** begin Provided records **

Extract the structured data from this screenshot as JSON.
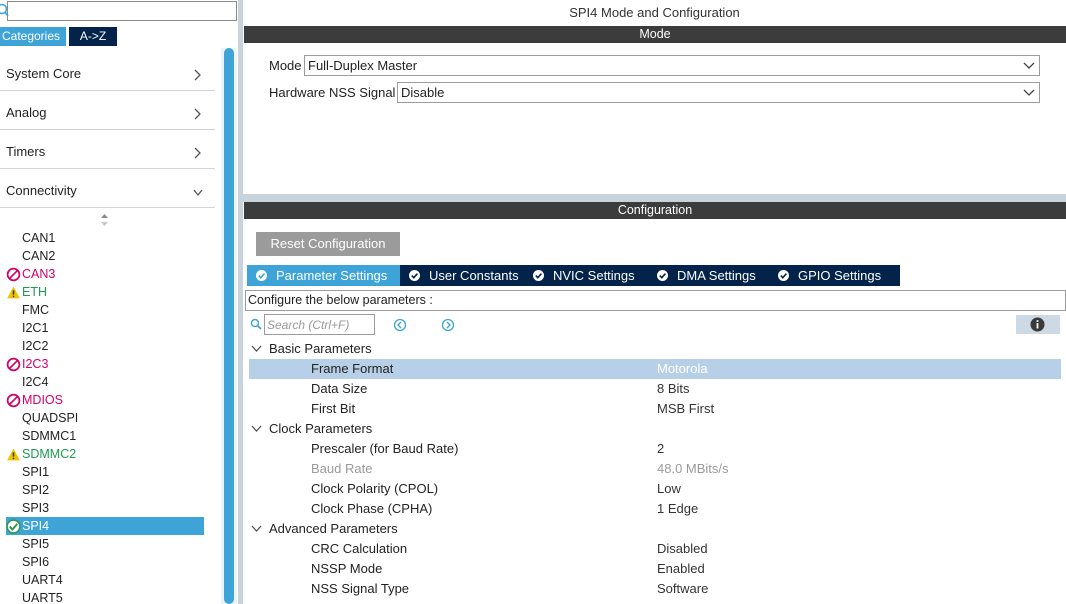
{
  "left_panel": {
    "search": {
      "value": "",
      "placeholder": ""
    },
    "tabs": {
      "categories": "Categories",
      "az": "A->Z"
    },
    "sections": [
      {
        "label": "System Core",
        "expanded": false
      },
      {
        "label": "Analog",
        "expanded": false
      },
      {
        "label": "Timers",
        "expanded": false
      },
      {
        "label": "Connectivity",
        "expanded": true
      }
    ],
    "peripherals": [
      {
        "label": "CAN1",
        "status": "none"
      },
      {
        "label": "CAN2",
        "status": "none"
      },
      {
        "label": "CAN3",
        "status": "error"
      },
      {
        "label": "ETH",
        "status": "warning"
      },
      {
        "label": "FMC",
        "status": "none"
      },
      {
        "label": "I2C1",
        "status": "none"
      },
      {
        "label": "I2C2",
        "status": "none"
      },
      {
        "label": "I2C3",
        "status": "error"
      },
      {
        "label": "I2C4",
        "status": "none"
      },
      {
        "label": "MDIOS",
        "status": "error"
      },
      {
        "label": "QUADSPI",
        "status": "none"
      },
      {
        "label": "SDMMC1",
        "status": "none"
      },
      {
        "label": "SDMMC2",
        "status": "warning"
      },
      {
        "label": "SPI1",
        "status": "none"
      },
      {
        "label": "SPI2",
        "status": "none"
      },
      {
        "label": "SPI3",
        "status": "none"
      },
      {
        "label": "SPI4",
        "status": "ok"
      },
      {
        "label": "SPI5",
        "status": "none"
      },
      {
        "label": "SPI6",
        "status": "none"
      },
      {
        "label": "UART4",
        "status": "none"
      },
      {
        "label": "UART5",
        "status": "none"
      }
    ]
  },
  "right_panel": {
    "title": "SPI4 Mode and Configuration",
    "mode_header": "Mode",
    "mode_label": "Mode",
    "mode_value": "Full-Duplex Master",
    "nss_label": "Hardware NSS Signal",
    "nss_value": "Disable",
    "config_header": "Configuration",
    "reset_label": "Reset Configuration",
    "tabs": [
      {
        "label": "Parameter Settings",
        "active": true
      },
      {
        "label": "User Constants",
        "active": false
      },
      {
        "label": "NVIC Settings",
        "active": false
      },
      {
        "label": "DMA Settings",
        "active": false
      },
      {
        "label": "GPIO Settings",
        "active": false
      }
    ],
    "description_text": "Configure the below parameters :",
    "search_placeholder": "Search (Ctrl+F)",
    "groups": [
      {
        "label": "Basic Parameters",
        "params": [
          {
            "name": "Frame Format",
            "value": "Motorola",
            "selected": true
          },
          {
            "name": "Data Size",
            "value": "8 Bits"
          },
          {
            "name": "First Bit",
            "value": "MSB First"
          }
        ]
      },
      {
        "label": "Clock Parameters",
        "params": [
          {
            "name": "Prescaler (for Baud Rate)",
            "value": "2"
          },
          {
            "name": "Baud Rate",
            "value": "48.0 MBits/s",
            "disabled": true
          },
          {
            "name": "Clock Polarity (CPOL)",
            "value": "Low"
          },
          {
            "name": "Clock Phase (CPHA)",
            "value": "1 Edge"
          }
        ]
      },
      {
        "label": "Advanced Parameters",
        "params": [
          {
            "name": "CRC Calculation",
            "value": "Disabled"
          },
          {
            "name": "NSSP Mode",
            "value": "Enabled"
          },
          {
            "name": "NSS Signal Type",
            "value": "Software"
          }
        ]
      }
    ]
  },
  "colors": {
    "accent": "#3ea4d8",
    "navy": "#03234b",
    "dark_header": "#3c3c3c",
    "error": "#d4006a",
    "warning": "#1f9a52",
    "selection": "#b8d0e7"
  },
  "icons": {
    "search": "search-icon",
    "chevron": "chevron-icon",
    "sort": "sort-arrows-icon",
    "error": "error-circle-icon",
    "warning": "warning-triangle-icon",
    "ok": "check-circle-icon",
    "info": "info-icon"
  }
}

** end Provided records **

What you should do.
Exactly as written, return every line of the listing, but not the pictures.

Answer to the task.
Extract the structured data from this screenshot as JSON.
{
  "left_panel": {
    "search": {
      "value": "",
      "placeholder": ""
    },
    "tabs": {
      "categories": "Categories",
      "az": "A->Z"
    },
    "sections": [
      {
        "label": "System Core",
        "expanded": false
      },
      {
        "label": "Analog",
        "expanded": false
      },
      {
        "label": "Timers",
        "expanded": false
      },
      {
        "label": "Connectivity",
        "expanded": true
      }
    ],
    "peripherals": [
      {
        "label": "CAN1",
        "status": "none"
      },
      {
        "label": "CAN2",
        "status": "none"
      },
      {
        "label": "CAN3",
        "status": "error"
      },
      {
        "label": "ETH",
        "status": "warning"
      },
      {
        "label": "FMC",
        "status": "none"
      },
      {
        "label": "I2C1",
        "status": "none"
      },
      {
        "label": "I2C2",
        "status": "none"
      },
      {
        "label": "I2C3",
        "status": "error"
      },
      {
        "label": "I2C4",
        "status": "none"
      },
      {
        "label": "MDIOS",
        "status": "error"
      },
      {
        "label": "QUADSPI",
        "status": "none"
      },
      {
        "label": "SDMMC1",
        "status": "none"
      },
      {
        "label": "SDMMC2",
        "status": "warning"
      },
      {
        "label": "SPI1",
        "status": "none"
      },
      {
        "label": "SPI2",
        "status": "none"
      },
      {
        "label": "SPI3",
        "status": "none"
      },
      {
        "label": "SPI4",
        "status": "ok"
      },
      {
        "label": "SPI5",
        "status": "none"
      },
      {
        "label": "SPI6",
        "status": "none"
      },
      {
        "label": "UART4",
        "status": "none"
      },
      {
        "label": "UART5",
        "status": "none"
      }
    ]
  },
  "right_panel": {
    "title": "SPI4 Mode and Configuration",
    "mode_header": "Mode",
    "mode_label": "Mode",
    "mode_value": "Full-Duplex Master",
    "nss_label": "Hardware NSS Signal",
    "nss_value": "Disable",
    "config_header": "Configuration",
    "reset_label": "Reset Configuration",
    "tabs": [
      {
        "label": "Parameter Settings",
        "active": true
      },
      {
        "label": "User Constants",
        "active": false
      },
      {
        "label": "NVIC Settings",
        "active": false
      },
      {
        "label": "DMA Settings",
        "active": false
      },
      {
        "label": "GPIO Settings",
        "active": false
      }
    ],
    "description_text": "Configure the below parameters :",
    "search_placeholder": "Search (Ctrl+F)",
    "groups": [
      {
        "label": "Basic Parameters",
        "params": [
          {
            "name": "Frame Format",
            "value": "Motorola",
            "selected": true
          },
          {
            "name": "Data Size",
            "value": "8 Bits"
          },
          {
            "name": "First Bit",
            "value": "MSB First"
          }
        ]
      },
      {
        "label": "Clock Parameters",
        "params": [
          {
            "name": "Prescaler (for Baud Rate)",
            "value": "2"
          },
          {
            "name": "Baud Rate",
            "value": "48.0 MBits/s",
            "disabled": true
          },
          {
            "name": "Clock Polarity (CPOL)",
            "value": "Low"
          },
          {
            "name": "Clock Phase (CPHA)",
            "value": "1 Edge"
          }
        ]
      },
      {
        "label": "Advanced Parameters",
        "params": [
          {
            "name": "CRC Calculation",
            "value": "Disabled"
          },
          {
            "name": "NSSP Mode",
            "value": "Enabled"
          },
          {
            "name": "NSS Signal Type",
            "value": "Software"
          }
        ]
      }
    ]
  },
  "colors": {
    "accent": "#3ea4d8",
    "navy": "#03234b",
    "dark_header": "#3c3c3c",
    "error": "#d4006a",
    "warning": "#1f9a52",
    "selection": "#b8d0e7"
  },
  "icons": {
    "search": "search-icon",
    "chevron": "chevron-icon",
    "sort": "sort-arrows-icon",
    "error": "error-circle-icon",
    "warning": "warning-triangle-icon",
    "ok": "check-circle-icon",
    "info": "info-icon"
  }
}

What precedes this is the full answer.